* [CHECK YOUR UNDERSTANDING]
[1] In the article about York Space Systems, what is the value of the deal with Vector Space Systems, and for how many satellite missions?
[2] Write out the part of the York Space Systems article starting at "Wallinger has an" and ending at "Department of Defense.".
---------- STUDY TEXT ----------
By Brad Smith | Dec 31, 2016
Industry: Electronics & Aerospace
When Wallinger talks about the small satellite company he co-founded in 2015, he likens it to another company with a similar mission but in a completely different era. York Space Systems, he says, is like Ford Motor Company was in the early 1900s, making a new kind of travel possible for millions of people.
Ford, of course, created the mass-produced Model T that made auto travel possible for the average man on the street. York Space Systems' satellite version of the Model T is the S-1, which will go into production in 2017. Wallinger hopes it will make space missions more widespread.
"York is delivering a standardized platform," Wallinger says. "We're the Model T [of the satellite industry]. We're going to give more people access to space with a complete system. Our value add is the standardized platform. We'll have a complete solution by partnering with others [for components like launch vehicles, communications, and payloads].
"In the long term, it is a distinct possibility of 'everyman' access to space. But in the short term it is governments and industry. We want to be a standard folks can count on. We want to lower the barriers."
The first satellite with the S-1 platform is scheduled for launch in the third quarter of 2017, as part of the Harbinger Mission. The inaugural satellite will demonstrate an optical communications capability made by BridgeSat and also carry a synthetic aperture radar (SAR) system developed by Finland-based ICEYE. It is expected to eventually be part of a 10-satellite constellation, can be used to monitor climate, agriculture, disaster relief efforts, and general space data.
Another partner in the Harbinger Mission is Braxton Technologies of Colorado Springs, which Wallinger says provides software and operations strengths for mission operations and training. AAC Microtec is supplying the advanced command and data-handling avionics.
York Space Systems has more than 30 contracts and letters of intent to produce similar satellites for government and commercial customers using the S-1 platform. Among these is a $60 million deal with Vector Space Systems of Tucson, Arizona, for six satellite missions. Vector, founded by veterans of Elon Musk's SpaceX and other space companies, is making rockets to launch small satellites. The contract could be extended to 14 more missions.
Wallinger has an extensive background in the space industry. He was the lead engineer on a number of space vehicles, including DigitalGlobe's GeoEye-1, and has worked on several projects for Orbital Sciences, General Dynamics and Lockheed Martin, as well as NASA, the U.S. Air Force and Department of Defense.
York Space System's small satellites will be built in a manufacturing facility York Space Systems plans to open near York's downtown Denver headquarters. Details of the manufacturing plant's location have not been announced but the facility is expected to add about 10 employees when it starts building satellites in February or March.
When it is up and running, the manufacturing plant will be able to build at least one satellite every week, Wallinger says. He says the company built a prototype in just one day with two technicians working on it.
"Our competitors will never be able to do that," he says. "We've designed [the S-1 platform] for the smallest amount of labor, the fewest part counts and efficiency. We demonstrated it at the Tucson facility of [metal fabricator] Caid Industries."
The York satellites are larger than the tiny Cubesat satellites some other Colorado companies are working on. Where Cubesats are about the size of a tissue box and weigh 3 pounds, the S-1 satellites will weigh from less than 100 pounds to nearly 200 pounds and carry a much larger payload.
"I prefer to call [the S-1] a small satellite," Wallinger says. "The S-class will be our smallest and we can go up from there."
---------- LISTED ENTRIES ----------
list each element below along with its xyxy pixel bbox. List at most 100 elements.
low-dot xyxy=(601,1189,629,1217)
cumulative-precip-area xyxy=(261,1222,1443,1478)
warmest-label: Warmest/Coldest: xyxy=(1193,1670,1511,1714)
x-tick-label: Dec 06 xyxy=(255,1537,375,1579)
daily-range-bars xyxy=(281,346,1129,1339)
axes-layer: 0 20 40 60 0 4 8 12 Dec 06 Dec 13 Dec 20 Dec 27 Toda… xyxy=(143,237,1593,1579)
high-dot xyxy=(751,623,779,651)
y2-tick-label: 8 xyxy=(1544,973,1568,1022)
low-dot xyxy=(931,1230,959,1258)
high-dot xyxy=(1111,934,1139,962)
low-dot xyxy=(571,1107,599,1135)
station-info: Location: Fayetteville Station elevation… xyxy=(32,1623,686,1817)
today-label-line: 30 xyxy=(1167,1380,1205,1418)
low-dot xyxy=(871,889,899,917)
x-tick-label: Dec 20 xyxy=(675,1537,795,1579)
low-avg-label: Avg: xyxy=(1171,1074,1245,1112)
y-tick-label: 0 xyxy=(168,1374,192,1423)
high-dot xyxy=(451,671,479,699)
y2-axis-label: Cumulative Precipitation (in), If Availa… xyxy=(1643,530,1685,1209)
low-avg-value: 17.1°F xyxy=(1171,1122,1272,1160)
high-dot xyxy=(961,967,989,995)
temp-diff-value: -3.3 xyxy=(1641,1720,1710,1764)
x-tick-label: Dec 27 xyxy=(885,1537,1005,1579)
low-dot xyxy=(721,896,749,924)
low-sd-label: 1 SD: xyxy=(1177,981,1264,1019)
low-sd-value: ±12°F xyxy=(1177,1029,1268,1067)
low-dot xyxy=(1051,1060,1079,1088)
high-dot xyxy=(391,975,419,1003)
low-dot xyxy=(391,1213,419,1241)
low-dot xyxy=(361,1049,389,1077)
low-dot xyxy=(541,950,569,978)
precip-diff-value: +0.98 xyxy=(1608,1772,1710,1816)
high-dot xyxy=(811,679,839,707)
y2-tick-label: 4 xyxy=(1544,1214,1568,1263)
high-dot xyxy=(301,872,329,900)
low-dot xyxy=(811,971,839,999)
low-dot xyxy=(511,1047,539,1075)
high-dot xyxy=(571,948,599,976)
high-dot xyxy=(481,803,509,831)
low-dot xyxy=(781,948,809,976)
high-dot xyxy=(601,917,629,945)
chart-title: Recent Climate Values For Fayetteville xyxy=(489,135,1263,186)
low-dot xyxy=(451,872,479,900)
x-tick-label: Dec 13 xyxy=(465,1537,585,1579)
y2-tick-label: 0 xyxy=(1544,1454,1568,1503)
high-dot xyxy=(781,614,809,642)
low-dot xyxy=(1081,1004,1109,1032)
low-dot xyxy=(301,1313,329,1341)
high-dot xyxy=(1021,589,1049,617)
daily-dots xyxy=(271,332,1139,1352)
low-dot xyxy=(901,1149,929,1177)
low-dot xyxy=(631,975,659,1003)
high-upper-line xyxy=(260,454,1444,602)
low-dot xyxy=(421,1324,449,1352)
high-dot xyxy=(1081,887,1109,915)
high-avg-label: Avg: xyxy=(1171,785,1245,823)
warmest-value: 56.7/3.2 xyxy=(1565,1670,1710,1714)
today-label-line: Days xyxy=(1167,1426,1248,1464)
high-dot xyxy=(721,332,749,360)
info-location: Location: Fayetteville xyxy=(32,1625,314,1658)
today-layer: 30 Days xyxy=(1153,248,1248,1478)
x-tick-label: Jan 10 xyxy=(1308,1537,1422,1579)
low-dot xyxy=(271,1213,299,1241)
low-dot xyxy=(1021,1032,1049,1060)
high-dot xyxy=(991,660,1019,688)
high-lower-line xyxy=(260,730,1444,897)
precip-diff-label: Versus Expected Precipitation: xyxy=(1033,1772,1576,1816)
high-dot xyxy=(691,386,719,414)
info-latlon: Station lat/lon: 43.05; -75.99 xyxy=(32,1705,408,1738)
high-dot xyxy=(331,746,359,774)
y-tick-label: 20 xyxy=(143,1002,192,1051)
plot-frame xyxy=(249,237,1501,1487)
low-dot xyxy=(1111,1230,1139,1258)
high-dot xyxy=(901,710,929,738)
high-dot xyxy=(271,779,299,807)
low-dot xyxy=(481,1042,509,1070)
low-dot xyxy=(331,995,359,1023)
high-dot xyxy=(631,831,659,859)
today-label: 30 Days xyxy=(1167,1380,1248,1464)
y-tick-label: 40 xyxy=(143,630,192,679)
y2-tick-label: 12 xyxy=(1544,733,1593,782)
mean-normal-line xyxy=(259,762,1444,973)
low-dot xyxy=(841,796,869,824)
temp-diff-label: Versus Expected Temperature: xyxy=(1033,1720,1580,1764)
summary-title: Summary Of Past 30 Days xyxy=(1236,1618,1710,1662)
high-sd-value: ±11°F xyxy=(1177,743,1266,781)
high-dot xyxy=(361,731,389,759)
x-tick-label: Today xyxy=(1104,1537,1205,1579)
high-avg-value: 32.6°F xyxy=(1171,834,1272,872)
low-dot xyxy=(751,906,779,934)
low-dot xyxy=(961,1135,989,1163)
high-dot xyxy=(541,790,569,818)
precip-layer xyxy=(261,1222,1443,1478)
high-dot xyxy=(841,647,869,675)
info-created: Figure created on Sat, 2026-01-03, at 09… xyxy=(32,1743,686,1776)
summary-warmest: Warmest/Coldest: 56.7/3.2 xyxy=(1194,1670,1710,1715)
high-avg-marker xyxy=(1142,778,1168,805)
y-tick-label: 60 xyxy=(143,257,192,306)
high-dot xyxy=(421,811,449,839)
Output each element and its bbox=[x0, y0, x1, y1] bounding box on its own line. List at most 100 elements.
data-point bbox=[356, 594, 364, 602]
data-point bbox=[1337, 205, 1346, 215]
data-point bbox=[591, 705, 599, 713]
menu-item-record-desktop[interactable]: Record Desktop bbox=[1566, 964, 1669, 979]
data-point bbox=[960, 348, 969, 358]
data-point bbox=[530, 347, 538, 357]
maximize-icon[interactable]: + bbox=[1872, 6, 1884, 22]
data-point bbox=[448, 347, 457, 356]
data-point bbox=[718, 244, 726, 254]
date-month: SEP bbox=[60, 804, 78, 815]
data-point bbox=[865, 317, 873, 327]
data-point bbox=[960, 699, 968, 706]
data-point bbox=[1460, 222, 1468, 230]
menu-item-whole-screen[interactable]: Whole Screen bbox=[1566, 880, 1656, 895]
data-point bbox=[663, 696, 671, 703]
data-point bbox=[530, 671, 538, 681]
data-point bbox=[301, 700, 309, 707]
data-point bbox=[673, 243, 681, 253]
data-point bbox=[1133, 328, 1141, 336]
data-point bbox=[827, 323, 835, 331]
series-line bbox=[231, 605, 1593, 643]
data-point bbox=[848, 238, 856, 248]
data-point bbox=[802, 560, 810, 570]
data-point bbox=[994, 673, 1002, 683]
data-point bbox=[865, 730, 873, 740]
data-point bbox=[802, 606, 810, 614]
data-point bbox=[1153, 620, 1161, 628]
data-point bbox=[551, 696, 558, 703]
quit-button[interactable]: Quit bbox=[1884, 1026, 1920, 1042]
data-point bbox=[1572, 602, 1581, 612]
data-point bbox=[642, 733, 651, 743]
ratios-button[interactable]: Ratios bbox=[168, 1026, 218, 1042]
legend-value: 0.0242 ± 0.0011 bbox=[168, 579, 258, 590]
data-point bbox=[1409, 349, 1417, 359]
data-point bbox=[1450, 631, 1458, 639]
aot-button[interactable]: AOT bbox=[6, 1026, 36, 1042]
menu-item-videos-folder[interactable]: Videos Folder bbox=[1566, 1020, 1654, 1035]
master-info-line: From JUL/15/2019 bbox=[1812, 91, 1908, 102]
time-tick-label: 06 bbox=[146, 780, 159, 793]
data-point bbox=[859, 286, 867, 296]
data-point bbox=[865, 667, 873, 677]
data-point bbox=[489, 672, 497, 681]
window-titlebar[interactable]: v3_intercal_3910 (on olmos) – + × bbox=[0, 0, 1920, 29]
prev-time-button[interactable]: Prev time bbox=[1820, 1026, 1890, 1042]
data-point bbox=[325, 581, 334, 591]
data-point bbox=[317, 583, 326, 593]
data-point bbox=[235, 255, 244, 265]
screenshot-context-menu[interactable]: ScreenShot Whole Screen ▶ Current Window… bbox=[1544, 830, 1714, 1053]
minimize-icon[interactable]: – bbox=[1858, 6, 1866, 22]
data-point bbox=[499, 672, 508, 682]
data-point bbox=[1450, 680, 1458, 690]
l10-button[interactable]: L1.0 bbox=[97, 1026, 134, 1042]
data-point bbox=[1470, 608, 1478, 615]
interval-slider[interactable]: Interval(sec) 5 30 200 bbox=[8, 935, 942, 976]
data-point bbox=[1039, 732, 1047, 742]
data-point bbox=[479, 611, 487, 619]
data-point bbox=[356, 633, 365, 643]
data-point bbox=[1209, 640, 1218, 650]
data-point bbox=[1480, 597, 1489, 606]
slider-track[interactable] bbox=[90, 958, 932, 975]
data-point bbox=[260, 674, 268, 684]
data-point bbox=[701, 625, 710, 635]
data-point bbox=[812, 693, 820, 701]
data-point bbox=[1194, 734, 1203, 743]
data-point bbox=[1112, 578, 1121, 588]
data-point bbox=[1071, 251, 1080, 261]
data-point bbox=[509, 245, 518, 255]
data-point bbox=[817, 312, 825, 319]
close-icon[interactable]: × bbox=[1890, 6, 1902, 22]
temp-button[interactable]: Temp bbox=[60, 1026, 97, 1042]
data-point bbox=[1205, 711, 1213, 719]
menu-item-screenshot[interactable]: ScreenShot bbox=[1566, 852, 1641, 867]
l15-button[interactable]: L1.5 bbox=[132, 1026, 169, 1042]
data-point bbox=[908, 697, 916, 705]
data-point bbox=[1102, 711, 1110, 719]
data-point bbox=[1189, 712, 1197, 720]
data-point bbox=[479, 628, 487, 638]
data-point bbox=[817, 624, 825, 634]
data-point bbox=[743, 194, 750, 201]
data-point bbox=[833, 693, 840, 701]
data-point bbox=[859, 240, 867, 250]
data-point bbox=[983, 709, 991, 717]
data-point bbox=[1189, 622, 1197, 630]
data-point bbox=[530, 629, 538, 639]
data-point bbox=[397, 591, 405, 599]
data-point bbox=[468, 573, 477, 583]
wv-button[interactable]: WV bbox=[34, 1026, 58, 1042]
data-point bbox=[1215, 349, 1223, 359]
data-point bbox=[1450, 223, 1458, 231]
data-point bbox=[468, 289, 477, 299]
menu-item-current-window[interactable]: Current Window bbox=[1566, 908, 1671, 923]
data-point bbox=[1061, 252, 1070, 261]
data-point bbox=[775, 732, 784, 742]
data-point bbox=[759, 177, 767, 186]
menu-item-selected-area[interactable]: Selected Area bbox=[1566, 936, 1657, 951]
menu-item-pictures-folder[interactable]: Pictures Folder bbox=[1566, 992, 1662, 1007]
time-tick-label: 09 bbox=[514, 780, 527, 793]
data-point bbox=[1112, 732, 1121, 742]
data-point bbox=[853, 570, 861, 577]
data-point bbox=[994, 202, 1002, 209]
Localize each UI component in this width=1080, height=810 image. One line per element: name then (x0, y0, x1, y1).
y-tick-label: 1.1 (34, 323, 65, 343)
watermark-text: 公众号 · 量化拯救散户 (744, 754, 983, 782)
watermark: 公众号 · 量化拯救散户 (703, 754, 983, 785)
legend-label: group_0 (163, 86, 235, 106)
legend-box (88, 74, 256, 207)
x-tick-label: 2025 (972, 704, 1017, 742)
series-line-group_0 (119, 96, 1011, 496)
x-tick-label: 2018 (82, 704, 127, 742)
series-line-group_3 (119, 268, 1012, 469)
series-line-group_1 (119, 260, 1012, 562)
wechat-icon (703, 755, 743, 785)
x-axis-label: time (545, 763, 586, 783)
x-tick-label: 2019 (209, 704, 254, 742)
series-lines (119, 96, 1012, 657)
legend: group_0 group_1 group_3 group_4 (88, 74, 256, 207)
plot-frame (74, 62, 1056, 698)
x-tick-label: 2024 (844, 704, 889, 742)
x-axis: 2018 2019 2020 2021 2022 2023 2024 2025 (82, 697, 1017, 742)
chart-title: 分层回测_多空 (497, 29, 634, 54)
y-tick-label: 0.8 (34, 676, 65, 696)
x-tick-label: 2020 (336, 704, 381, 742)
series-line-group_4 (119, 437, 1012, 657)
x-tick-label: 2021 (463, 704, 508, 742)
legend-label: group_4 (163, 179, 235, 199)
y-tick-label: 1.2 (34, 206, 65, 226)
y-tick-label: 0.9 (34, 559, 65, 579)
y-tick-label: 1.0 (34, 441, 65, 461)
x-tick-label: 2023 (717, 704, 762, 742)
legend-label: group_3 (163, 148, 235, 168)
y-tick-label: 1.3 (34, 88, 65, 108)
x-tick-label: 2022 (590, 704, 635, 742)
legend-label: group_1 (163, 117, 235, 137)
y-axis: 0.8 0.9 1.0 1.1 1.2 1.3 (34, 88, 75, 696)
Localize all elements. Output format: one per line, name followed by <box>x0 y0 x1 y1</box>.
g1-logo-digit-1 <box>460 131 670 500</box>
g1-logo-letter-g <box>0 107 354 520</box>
----------
* [ANSWERS FOR THE TASKS]
[1] $60 million for six satellite missions.

[2]
Wallinger has an extensive background in the space industry. He was the lead engineer on a number of space vehicles, including DigitalGlobe's GeoEye-1, and has worked on several projects for Orbital Sciences, General Dynamics and Lockheed Martin, as well as NASA, the U.S. Air Force and Department of Defense.